- **Task to complete**:
Please give the listing again in its entirety, exactly as written.

----- Input

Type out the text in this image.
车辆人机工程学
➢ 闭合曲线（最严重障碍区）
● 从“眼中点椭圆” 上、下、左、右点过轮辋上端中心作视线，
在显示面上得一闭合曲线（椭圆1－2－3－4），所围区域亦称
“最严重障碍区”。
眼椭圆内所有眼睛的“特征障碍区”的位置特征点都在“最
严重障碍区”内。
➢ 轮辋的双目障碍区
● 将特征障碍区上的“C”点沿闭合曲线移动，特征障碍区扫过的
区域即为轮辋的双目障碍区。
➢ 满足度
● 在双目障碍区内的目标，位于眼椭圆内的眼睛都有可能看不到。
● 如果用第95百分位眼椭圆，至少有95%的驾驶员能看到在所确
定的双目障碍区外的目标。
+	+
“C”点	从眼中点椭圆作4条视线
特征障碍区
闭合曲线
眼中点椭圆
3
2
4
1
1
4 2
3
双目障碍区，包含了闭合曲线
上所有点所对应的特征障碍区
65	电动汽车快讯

----------

- **Result of the exercise**:
Type out the text in this image.
车辆人机工程学
➢ 闭合曲线（最严重障碍区）
● 从“眼中点椭圆” 上、下、左、右点过轮辋上端中心作视线，
在显示面上得一闭合曲线（椭圆1－2－3－4），所围区域亦称
“最严重障碍区”。
眼椭圆内所有眼睛的“特征障碍区”的位置特征点都在“最
严重障碍区”内。
➢ 轮辋的双目障碍区
● 将特征障碍区上的“C”点沿闭合曲线移动，特征障碍区扫过的
区域即为轮辋的双目障碍区。
➢ 满足度
● 在双目障碍区内的目标，位于眼椭圆内的眼睛都有可能看不到。
● 如果用第95百分位眼椭圆，至少有95%的驾驶员能看到在所确
定的双目障碍区外的目标。
+	+
“C”点	从眼中点椭圆作4条视线
特征障碍区
闭合曲线
眼中点椭圆
3
2
4
1
1
4 2
3
双目障碍区，包含了闭合曲线
上所有点所对应的特征障碍区
65	电动汽车快讯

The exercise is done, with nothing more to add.